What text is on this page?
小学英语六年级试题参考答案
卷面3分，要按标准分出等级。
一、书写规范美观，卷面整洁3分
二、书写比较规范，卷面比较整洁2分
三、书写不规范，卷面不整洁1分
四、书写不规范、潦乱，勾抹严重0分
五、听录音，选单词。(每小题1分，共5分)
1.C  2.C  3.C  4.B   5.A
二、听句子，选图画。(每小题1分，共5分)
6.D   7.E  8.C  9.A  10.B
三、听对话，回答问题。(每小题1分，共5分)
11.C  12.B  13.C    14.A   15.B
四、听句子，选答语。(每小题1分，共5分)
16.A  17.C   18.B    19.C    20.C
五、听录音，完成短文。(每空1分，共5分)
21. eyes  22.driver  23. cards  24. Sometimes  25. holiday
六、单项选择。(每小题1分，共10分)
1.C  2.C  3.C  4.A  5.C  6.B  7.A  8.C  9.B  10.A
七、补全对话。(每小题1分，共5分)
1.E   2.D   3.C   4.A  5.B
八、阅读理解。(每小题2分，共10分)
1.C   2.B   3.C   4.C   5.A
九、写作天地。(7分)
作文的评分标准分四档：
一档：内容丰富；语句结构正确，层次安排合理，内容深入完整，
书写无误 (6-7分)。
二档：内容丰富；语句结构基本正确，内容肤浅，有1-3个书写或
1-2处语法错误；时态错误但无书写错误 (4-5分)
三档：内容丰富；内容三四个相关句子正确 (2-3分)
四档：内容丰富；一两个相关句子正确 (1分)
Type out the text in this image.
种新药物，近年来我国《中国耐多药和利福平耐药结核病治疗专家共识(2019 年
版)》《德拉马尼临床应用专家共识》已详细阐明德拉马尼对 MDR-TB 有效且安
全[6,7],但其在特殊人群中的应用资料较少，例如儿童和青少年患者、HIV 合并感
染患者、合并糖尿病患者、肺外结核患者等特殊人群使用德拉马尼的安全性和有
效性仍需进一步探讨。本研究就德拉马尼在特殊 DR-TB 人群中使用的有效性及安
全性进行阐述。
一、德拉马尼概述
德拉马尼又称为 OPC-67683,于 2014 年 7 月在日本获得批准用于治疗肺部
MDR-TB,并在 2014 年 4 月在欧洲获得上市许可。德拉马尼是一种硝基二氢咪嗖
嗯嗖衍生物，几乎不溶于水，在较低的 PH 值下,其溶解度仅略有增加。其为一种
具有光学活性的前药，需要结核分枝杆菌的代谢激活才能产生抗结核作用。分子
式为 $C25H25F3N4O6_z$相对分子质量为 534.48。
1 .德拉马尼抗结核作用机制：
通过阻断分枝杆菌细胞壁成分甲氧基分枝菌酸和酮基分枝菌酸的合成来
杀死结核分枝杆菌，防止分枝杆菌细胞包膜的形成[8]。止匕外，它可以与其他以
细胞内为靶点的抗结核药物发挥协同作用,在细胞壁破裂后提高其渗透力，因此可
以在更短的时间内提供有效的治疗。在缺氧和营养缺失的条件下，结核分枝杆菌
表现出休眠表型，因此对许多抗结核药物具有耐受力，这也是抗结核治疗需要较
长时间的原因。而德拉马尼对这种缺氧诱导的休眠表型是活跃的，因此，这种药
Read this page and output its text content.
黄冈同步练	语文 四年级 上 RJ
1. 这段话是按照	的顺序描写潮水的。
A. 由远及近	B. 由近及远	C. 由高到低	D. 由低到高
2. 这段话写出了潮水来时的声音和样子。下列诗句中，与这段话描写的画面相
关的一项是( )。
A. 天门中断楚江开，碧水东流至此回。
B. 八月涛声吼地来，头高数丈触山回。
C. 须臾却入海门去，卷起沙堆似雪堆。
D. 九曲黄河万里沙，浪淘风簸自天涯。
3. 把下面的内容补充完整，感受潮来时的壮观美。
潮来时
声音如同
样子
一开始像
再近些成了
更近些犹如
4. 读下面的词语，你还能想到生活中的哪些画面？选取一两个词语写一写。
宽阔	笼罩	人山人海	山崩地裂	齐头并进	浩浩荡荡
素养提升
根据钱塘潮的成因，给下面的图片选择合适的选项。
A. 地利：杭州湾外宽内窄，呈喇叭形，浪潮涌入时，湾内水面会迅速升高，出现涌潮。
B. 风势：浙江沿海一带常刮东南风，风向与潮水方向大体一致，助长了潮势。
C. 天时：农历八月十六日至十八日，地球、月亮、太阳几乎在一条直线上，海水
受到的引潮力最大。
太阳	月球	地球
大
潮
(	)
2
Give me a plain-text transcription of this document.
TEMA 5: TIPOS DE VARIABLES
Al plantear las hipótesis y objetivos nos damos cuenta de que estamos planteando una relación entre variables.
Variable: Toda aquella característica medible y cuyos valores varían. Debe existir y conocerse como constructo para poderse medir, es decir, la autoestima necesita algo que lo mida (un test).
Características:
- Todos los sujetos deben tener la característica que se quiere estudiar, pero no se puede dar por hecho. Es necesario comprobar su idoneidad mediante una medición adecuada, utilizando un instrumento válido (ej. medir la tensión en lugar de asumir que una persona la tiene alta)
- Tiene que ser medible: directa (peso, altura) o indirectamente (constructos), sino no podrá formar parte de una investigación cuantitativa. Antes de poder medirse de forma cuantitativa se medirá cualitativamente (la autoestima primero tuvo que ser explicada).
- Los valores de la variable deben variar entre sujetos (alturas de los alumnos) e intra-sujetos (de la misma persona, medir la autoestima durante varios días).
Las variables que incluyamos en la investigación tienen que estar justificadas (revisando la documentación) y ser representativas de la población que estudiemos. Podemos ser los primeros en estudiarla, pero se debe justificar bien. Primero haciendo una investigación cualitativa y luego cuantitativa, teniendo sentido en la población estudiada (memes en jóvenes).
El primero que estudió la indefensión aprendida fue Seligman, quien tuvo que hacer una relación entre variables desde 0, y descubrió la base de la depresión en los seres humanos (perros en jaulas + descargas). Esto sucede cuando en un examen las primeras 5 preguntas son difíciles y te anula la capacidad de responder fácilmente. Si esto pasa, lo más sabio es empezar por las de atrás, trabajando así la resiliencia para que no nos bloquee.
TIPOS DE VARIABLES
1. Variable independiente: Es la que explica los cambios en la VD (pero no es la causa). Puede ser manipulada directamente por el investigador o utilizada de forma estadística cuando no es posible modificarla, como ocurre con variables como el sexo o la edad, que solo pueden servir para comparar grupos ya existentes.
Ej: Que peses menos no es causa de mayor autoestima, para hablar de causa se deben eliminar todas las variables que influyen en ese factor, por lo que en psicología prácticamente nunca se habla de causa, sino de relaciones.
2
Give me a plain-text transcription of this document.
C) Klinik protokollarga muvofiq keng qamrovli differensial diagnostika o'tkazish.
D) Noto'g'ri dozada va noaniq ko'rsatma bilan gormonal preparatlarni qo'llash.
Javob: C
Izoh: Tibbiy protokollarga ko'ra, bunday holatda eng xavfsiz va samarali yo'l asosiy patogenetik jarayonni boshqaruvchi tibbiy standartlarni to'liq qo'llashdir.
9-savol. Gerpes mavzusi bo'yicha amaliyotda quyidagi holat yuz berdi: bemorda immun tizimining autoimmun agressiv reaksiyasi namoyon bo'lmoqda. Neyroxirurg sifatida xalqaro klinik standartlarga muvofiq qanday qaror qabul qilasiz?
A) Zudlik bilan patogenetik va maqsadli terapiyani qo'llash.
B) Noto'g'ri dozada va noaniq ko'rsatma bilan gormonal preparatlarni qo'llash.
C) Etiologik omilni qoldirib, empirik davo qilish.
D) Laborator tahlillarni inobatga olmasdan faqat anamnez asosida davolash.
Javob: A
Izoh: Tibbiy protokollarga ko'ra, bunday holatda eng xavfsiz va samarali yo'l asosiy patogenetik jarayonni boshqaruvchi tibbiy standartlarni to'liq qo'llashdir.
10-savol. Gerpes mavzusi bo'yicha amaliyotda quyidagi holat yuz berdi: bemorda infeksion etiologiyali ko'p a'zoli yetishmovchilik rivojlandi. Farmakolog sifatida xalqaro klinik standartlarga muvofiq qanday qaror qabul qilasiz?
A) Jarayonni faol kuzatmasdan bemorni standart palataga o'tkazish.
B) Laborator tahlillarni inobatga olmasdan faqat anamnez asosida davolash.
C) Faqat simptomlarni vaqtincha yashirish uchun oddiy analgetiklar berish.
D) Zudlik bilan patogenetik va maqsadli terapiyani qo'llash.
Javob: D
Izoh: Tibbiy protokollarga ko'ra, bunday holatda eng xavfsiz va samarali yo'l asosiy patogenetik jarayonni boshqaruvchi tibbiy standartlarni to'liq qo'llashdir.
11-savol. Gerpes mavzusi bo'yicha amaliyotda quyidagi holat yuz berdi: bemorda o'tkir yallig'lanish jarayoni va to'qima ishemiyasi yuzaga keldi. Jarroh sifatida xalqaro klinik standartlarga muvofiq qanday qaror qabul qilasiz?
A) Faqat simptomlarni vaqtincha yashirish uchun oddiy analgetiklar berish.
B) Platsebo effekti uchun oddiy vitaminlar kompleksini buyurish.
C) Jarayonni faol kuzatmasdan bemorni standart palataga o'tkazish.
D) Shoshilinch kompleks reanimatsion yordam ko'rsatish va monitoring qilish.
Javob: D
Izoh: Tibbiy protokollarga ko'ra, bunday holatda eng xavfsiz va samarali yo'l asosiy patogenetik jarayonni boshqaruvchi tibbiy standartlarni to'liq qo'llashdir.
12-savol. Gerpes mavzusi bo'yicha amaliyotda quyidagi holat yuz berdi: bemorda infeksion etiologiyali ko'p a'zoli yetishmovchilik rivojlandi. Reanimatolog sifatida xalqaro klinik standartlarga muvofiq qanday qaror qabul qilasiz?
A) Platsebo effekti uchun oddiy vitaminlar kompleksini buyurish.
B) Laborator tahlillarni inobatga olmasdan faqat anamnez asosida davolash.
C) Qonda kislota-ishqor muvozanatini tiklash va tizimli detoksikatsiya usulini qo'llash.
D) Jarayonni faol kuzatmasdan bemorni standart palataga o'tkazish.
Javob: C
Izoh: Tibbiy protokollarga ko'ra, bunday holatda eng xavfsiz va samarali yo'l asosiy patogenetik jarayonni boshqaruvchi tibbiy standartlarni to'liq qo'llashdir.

- - -

Locate the lines above that hold the word "kuzatmasdan". Show every one of them.

A) Jarayonni faol kuzatmasdan bemorni standart palataga o'tkazish.
C) Jarayonni faol kuzatmasdan bemorni standart palataga o'tkazish.
D) Jarayonni faol kuzatmasdan bemorni standart palataga o'tkazish.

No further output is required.